*Work to do*.
Every record must be repeated exactly; omit any pictures they contain.

*Task data*.
---

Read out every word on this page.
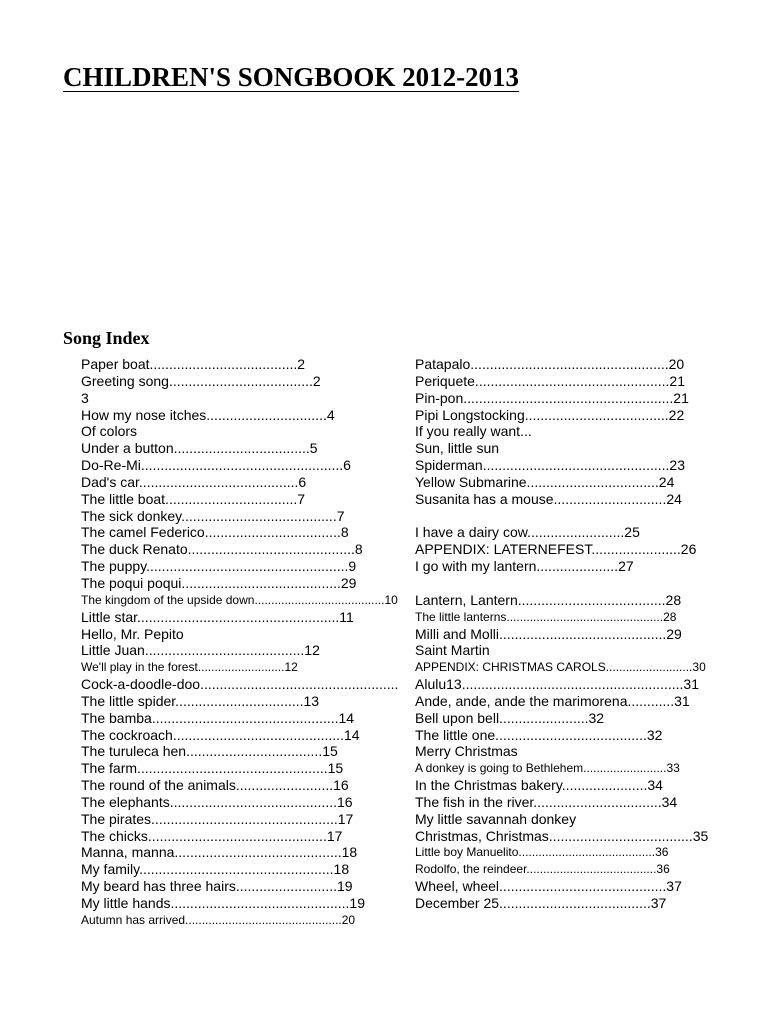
CHILDREN'S SONGBOOK 2012-2013
Song Index
Paper boat......................................2
Greeting song.....................................2
3
How my nose itches...............................4
Of colors
Under a button...................................5
Do-Re-Mi....................................................6
Dad's car.........................................6
The little boat..................................7
The sick donkey........................................7
The camel Federico...................................8
The duck Renato...........................................8
The puppy....................................................9
The poqui poqui.........................................29
The kingdom of the upside down.......................................10
Little star....................................................11
Hello, Mr. Pepito
Little Juan.........................................12
We'll play in the forest..........................12
Cock-a-doodle-doo...................................................
The little spider.................................13
The bamba................................................14
The cockroach............................................14
The turuleca hen...................................15
The farm.................................................15
The round of the animals.........................16
The elephants...........................................16
The pirates................................................17
The chicks..............................................17
Manna, manna...........................................18
My family..................................................18
My beard has three hairs..........................19
My little hands..............................................19
Autumn has arrived...............................................20
Patapalo...................................................20
Periquete..................................................21
Pin-pon......................................................21
Pipi Longstocking.....................................22
If you really want...
Sun, little sun
Spiderman................................................23
Yellow Submarine..................................24
Susanita has a mouse.............................24
I have a dairy cow.........................25
APPENDIX: LATERNEFEST.......................26
I go with my lantern.....................27
Lantern, Lantern......................................28
The little lanterns...............................................28
Milli and Molli...........................................29
Saint Martin
APPENDIX: CHRISTMAS CAROLS..........................30
Alulu13.........................................................31
Ande, ande, ande the marimorena............31
Bell upon bell.......................32
The little one.......................................32
Merry Christmas
A donkey is going to Bethlehem.........................33
In the Christmas bakery......................34
The fish in the river.................................34
My little savannah donkey
Christmas, Christmas.....................................35
Little boy Manuelito.........................................36
Rodolfo, the reindeer.......................................36
Wheel, wheel...........................................37
December 25.......................................37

---

*Answer to the problem*.
Read out every word on this page.
CHILDREN'S SONGBOOK 2012-2013
Song Index
Paper boat......................................2
Greeting song.....................................2
3
How my nose itches...............................4
Of colors
Under a button...................................5
Do-Re-Mi....................................................6
Dad's car.........................................6
The little boat..................................7
The sick donkey........................................7
The camel Federico...................................8
The duck Renato...........................................8
The puppy....................................................9
The poqui poqui.........................................29
The kingdom of the upside down.......................................10
Little star....................................................11
Hello, Mr. Pepito
Little Juan.........................................12
We'll play in the forest..........................12
Cock-a-doodle-doo...................................................
The little spider.................................13
The bamba................................................14
The cockroach............................................14
The turuleca hen...................................15
The farm.................................................15
The round of the animals.........................16
The elephants...........................................16
The pirates................................................17
The chicks..............................................17
Manna, manna...........................................18
My family..................................................18
My beard has three hairs..........................19
My little hands..............................................19
Autumn has arrived...............................................20
Patapalo...................................................20
Periquete..................................................21
Pin-pon......................................................21
Pipi Longstocking.....................................22
If you really want...
Sun, little sun
Spiderman................................................23
Yellow Submarine..................................24
Susanita has a mouse.............................24
I have a dairy cow.........................25
APPENDIX: LATERNEFEST.......................26
I go with my lantern.....................27
Lantern, Lantern......................................28
The little lanterns...............................................28
Milli and Molli...........................................29
Saint Martin
APPENDIX: CHRISTMAS CAROLS..........................30
Alulu13.........................................................31
Ande, ande, ande the marimorena............31
Bell upon bell.......................32
The little one.......................................32
Merry Christmas
A donkey is going to Bethlehem.........................33
In the Christmas bakery......................34
The fish in the river.................................34
My little savannah donkey
Christmas, Christmas.....................................35
Little boy Manuelito.........................................36
Rodolfo, the reindeer.......................................36
Wheel, wheel...........................................37
December 25.......................................37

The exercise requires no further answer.